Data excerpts
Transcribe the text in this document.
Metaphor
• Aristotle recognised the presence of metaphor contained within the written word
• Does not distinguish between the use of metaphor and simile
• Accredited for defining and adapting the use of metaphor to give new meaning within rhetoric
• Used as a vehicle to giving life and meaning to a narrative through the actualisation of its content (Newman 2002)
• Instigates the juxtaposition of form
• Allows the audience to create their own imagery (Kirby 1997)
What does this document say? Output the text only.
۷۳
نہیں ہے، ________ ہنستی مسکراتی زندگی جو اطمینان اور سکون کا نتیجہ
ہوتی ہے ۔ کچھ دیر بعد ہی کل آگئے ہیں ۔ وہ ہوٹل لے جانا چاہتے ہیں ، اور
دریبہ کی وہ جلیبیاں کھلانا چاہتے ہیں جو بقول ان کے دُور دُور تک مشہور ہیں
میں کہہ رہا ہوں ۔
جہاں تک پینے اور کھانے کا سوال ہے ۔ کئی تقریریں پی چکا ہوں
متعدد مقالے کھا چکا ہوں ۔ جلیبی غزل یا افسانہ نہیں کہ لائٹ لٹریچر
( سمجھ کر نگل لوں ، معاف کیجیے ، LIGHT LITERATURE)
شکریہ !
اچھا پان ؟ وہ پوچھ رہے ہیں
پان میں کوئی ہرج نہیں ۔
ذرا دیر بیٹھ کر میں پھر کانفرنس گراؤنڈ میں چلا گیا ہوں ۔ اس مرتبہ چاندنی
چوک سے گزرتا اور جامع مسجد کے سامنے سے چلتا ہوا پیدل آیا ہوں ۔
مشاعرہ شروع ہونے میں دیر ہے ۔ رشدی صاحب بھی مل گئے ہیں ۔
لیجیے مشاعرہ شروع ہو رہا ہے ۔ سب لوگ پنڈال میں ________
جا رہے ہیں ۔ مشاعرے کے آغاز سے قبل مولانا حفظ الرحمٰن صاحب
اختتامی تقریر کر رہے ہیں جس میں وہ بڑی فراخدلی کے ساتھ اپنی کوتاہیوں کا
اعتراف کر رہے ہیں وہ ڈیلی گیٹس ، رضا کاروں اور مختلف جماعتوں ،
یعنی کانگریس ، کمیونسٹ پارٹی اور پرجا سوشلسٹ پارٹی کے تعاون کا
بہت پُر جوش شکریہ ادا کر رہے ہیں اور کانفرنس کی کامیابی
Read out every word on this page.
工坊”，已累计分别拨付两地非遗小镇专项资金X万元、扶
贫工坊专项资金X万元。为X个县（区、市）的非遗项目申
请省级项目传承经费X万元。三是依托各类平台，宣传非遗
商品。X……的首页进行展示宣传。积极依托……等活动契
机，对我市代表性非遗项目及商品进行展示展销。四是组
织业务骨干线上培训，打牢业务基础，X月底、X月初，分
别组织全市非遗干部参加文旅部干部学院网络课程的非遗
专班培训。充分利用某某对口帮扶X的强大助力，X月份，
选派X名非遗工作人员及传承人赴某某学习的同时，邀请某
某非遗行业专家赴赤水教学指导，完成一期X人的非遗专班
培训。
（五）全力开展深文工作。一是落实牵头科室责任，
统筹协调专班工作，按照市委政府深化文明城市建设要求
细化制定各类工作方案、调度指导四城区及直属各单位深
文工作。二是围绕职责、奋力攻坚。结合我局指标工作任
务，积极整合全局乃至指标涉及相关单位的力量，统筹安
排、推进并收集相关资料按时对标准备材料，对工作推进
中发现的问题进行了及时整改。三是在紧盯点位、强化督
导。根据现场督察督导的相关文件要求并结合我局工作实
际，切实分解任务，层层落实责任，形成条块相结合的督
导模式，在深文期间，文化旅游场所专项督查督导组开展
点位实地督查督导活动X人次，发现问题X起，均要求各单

SET PROBLEM ->
Find each line holding the string "شروع" and copy it out.

TASK SOLUTION ->
مشاعرہ شروع ہونے میں دیر ہے ۔ رشدی صاحب بھی مل گئے ہیں ۔
لیجیے مشاعرہ شروع ہو رہا ہے ۔ سب لوگ پنڈال میں ________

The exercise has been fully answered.